= Written exercise =
Quote the records that follow in full and exactly; leave out the pictures.

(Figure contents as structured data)
----------
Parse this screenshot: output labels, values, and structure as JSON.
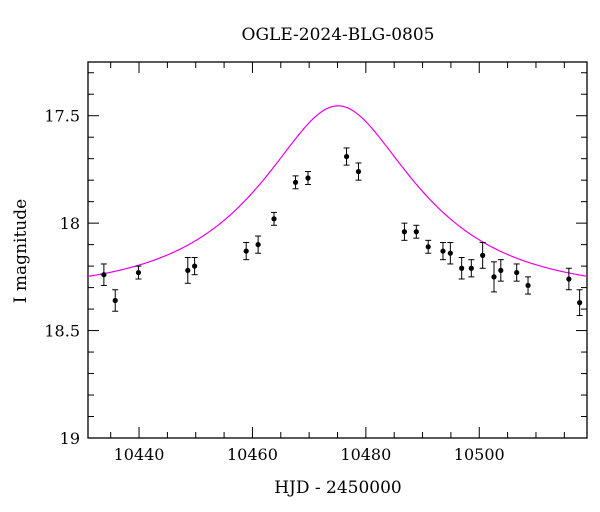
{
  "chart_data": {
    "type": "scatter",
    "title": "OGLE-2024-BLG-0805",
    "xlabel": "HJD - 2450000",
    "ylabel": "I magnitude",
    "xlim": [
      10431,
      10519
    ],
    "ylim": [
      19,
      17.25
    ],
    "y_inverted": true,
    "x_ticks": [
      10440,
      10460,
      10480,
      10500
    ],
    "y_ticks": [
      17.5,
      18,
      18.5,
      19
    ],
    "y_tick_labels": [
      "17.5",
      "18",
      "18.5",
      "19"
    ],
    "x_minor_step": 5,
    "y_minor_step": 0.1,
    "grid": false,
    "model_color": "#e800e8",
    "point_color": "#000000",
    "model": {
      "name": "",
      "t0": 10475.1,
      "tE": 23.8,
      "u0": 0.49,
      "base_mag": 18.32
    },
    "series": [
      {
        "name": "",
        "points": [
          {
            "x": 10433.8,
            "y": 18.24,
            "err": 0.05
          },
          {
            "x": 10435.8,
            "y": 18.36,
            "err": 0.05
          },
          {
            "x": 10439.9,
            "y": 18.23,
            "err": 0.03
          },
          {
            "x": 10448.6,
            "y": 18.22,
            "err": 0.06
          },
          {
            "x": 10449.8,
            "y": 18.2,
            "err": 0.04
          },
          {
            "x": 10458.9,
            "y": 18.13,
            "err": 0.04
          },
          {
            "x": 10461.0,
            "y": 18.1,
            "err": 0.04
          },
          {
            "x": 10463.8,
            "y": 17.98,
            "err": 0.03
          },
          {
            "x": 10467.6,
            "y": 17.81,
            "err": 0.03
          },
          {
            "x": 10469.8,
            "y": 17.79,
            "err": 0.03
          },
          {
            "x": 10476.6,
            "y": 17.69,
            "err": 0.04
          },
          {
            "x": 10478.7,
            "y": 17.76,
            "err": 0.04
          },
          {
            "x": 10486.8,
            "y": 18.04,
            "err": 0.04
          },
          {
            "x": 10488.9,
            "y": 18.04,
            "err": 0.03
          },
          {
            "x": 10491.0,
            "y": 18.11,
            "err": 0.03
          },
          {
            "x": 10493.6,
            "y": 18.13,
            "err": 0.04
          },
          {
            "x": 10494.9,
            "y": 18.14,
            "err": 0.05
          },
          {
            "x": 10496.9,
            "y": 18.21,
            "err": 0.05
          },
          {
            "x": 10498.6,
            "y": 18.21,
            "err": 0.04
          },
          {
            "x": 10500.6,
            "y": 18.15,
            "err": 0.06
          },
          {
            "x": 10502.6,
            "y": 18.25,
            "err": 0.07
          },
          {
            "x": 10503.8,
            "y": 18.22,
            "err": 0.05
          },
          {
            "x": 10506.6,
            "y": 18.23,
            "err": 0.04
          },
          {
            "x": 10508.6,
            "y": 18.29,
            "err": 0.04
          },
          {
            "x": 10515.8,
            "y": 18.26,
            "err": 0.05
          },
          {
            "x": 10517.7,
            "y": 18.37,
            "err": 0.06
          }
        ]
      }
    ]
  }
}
----------
= Correct result =
Parse this screenshot: output labels, values, and structure as JSON.
{
  "chart_data": {
    "type": "scatter",
    "title": "OGLE-2024-BLG-0805",
    "xlabel": "HJD - 2450000",
    "ylabel": "I magnitude",
    "xlim": [
      10431,
      10519
    ],
    "ylim": [
      19,
      17.25
    ],
    "y_inverted": true,
    "x_ticks": [
      10440,
      10460,
      10480,
      10500
    ],
    "y_ticks": [
      17.5,
      18,
      18.5,
      19
    ],
    "y_tick_labels": [
      "17.5",
      "18",
      "18.5",
      "19"
    ],
    "x_minor_step": 5,
    "y_minor_step": 0.1,
    "grid": false,
    "model_color": "#e800e8",
    "point_color": "#000000",
    "model": {
      "name": "",
      "t0": 10475.1,
      "tE": 23.8,
      "u0": 0.49,
      "base_mag": 18.32
    },
    "series": [
      {
        "name": "",
        "points": [
          {
            "x": 10433.8,
            "y": 18.24,
            "err": 0.05
          },
          {
            "x": 10435.8,
            "y": 18.36,
            "err": 0.05
          },
          {
            "x": 10439.9,
            "y": 18.23,
            "err": 0.03
          },
          {
            "x": 10448.6,
            "y": 18.22,
            "err": 0.06
          },
          {
            "x": 10449.8,
            "y": 18.2,
            "err": 0.04
          },
          {
            "x": 10458.9,
            "y": 18.13,
            "err": 0.04
          },
          {
            "x": 10461.0,
            "y": 18.1,
            "err": 0.04
          },
          {
            "x": 10463.8,
            "y": 17.98,
            "err": 0.03
          },
          {
            "x": 10467.6,
            "y": 17.81,
            "err": 0.03
          },
          {
            "x": 10469.8,
            "y": 17.79,
            "err": 0.03
          },
          {
            "x": 10476.6,
            "y": 17.69,
            "err": 0.04
          },
          {
            "x": 10478.7,
            "y": 17.76,
            "err": 0.04
          },
          {
            "x": 10486.8,
            "y": 18.04,
            "err": 0.04
          },
          {
            "x": 10488.9,
            "y": 18.04,
            "err": 0.03
          },
          {
            "x": 10491.0,
            "y": 18.11,
            "err": 0.03
          },
          {
            "x": 10493.6,
            "y": 18.13,
            "err": 0.04
          },
          {
            "x": 10494.9,
            "y": 18.14,
            "err": 0.05
          },
          {
            "x": 10496.9,
            "y": 18.21,
            "err": 0.05
          },
          {
            "x": 10498.6,
            "y": 18.21,
            "err": 0.04
          },
          {
            "x": 10500.6,
            "y": 18.15,
            "err": 0.06
          },
          {
            "x": 10502.6,
            "y": 18.25,
            "err": 0.07
          },
          {
            "x": 10503.8,
            "y": 18.22,
            "err": 0.05
          },
          {
            "x": 10506.6,
            "y": 18.23,
            "err": 0.04
          },
          {
            "x": 10508.6,
            "y": 18.29,
            "err": 0.04
          },
          {
            "x": 10515.8,
            "y": 18.26,
            "err": 0.05
          },
          {
            "x": 10517.7,
            "y": 18.37,
            "err": 0.06
          }
        ]
      }
    ]
  }
}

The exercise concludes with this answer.